Every record should be written out exactly, with the pictures left out.

## Begin Data for processing

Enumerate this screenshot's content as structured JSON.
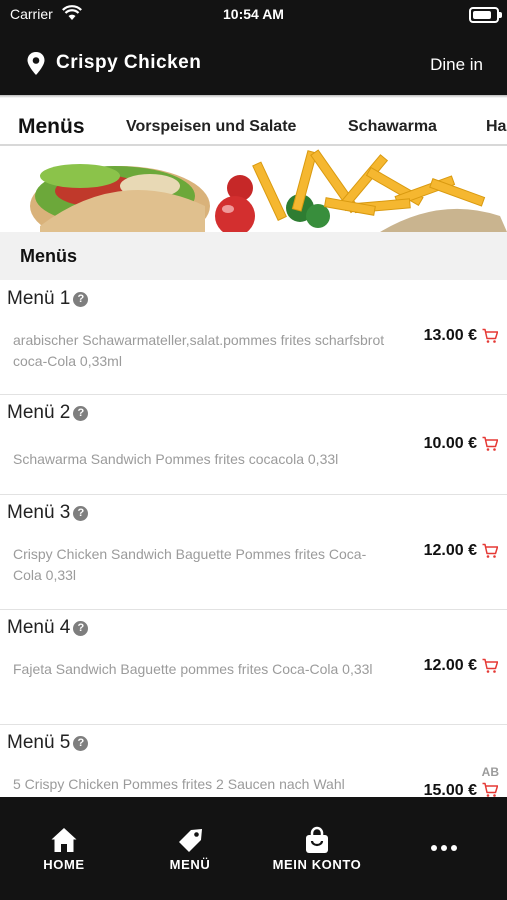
{
  "status_bar": {
    "carrier": "Carrier",
    "time": "10:54 AM"
  },
  "header": {
    "restaurant_name": "Crispy Chicken",
    "mode": "Dine in"
  },
  "tabs": [
    {
      "label": "Menüs",
      "active": true
    },
    {
      "label": "Vorspeisen und Salate",
      "active": false
    },
    {
      "label": "Schawarma",
      "active": false
    },
    {
      "label": "Ha",
      "active": false
    }
  ],
  "section": {
    "title": "Menüs"
  },
  "items": [
    {
      "title": "Menü 1",
      "description": "arabischer Schawarmateller,salat.pommes frites scharfsbrot coca-Cola 0,33ml",
      "price": "13.00 €"
    },
    {
      "title": "Menü 2",
      "description": "Schawarma Sandwich Pommes frites cocacola 0,33l",
      "price": "10.00 €"
    },
    {
      "title": "Menü 3",
      "description": "Crispy Chicken Sandwich Baguette Pommes frites Coca-Cola 0,33l",
      "price": "12.00 €"
    },
    {
      "title": "Menü 4",
      "description": "Fajeta Sandwich Baguette pommes frites Coca-Cola 0,33l",
      "price": "12.00 €"
    },
    {
      "title": "Menü 5",
      "description": "5 Crispy Chicken Pommes frites 2 Saucen nach Wahl",
      "price": "15.00 €"
    }
  ],
  "badge": "AB",
  "help_symbol": "?",
  "bottom_nav": [
    {
      "label": "HOME",
      "icon": "home-icon"
    },
    {
      "label": "MENÜ",
      "icon": "tag-icon"
    },
    {
      "label": "MEIN KONTO",
      "icon": "bag-icon"
    },
    {
      "label": "",
      "icon": "more-icon"
    }
  ],
  "colors": {
    "header_bg": "#131313",
    "cart_red": "#e53935",
    "desc_gray": "#9b9b9b"
  }
}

## End Data for processing

Answer for the task:
Enumerate this screenshot's content as structured JSON.
{
  "status_bar": {
    "carrier": "Carrier",
    "time": "10:54 AM"
  },
  "header": {
    "restaurant_name": "Crispy Chicken",
    "mode": "Dine in"
  },
  "tabs": [
    {
      "label": "Menüs",
      "active": true
    },
    {
      "label": "Vorspeisen und Salate",
      "active": false
    },
    {
      "label": "Schawarma",
      "active": false
    },
    {
      "label": "Ha",
      "active": false
    }
  ],
  "section": {
    "title": "Menüs"
  },
  "items": [
    {
      "title": "Menü 1",
      "description": "arabischer Schawarmateller,salat.pommes frites scharfsbrot coca-Cola 0,33ml",
      "price": "13.00 €"
    },
    {
      "title": "Menü 2",
      "description": "Schawarma Sandwich Pommes frites cocacola 0,33l",
      "price": "10.00 €"
    },
    {
      "title": "Menü 3",
      "description": "Crispy Chicken Sandwich Baguette Pommes frites Coca-Cola 0,33l",
      "price": "12.00 €"
    },
    {
      "title": "Menü 4",
      "description": "Fajeta Sandwich Baguette pommes frites Coca-Cola 0,33l",
      "price": "12.00 €"
    },
    {
      "title": "Menü 5",
      "description": "5 Crispy Chicken Pommes frites 2 Saucen nach Wahl",
      "price": "15.00 €"
    }
  ],
  "badge": "AB",
  "help_symbol": "?",
  "bottom_nav": [
    {
      "label": "HOME",
      "icon": "home-icon"
    },
    {
      "label": "MENÜ",
      "icon": "tag-icon"
    },
    {
      "label": "MEIN KONTO",
      "icon": "bag-icon"
    },
    {
      "label": "",
      "icon": "more-icon"
    }
  ],
  "colors": {
    "header_bg": "#131313",
    "cart_red": "#e53935",
    "desc_gray": "#9b9b9b"
  }
}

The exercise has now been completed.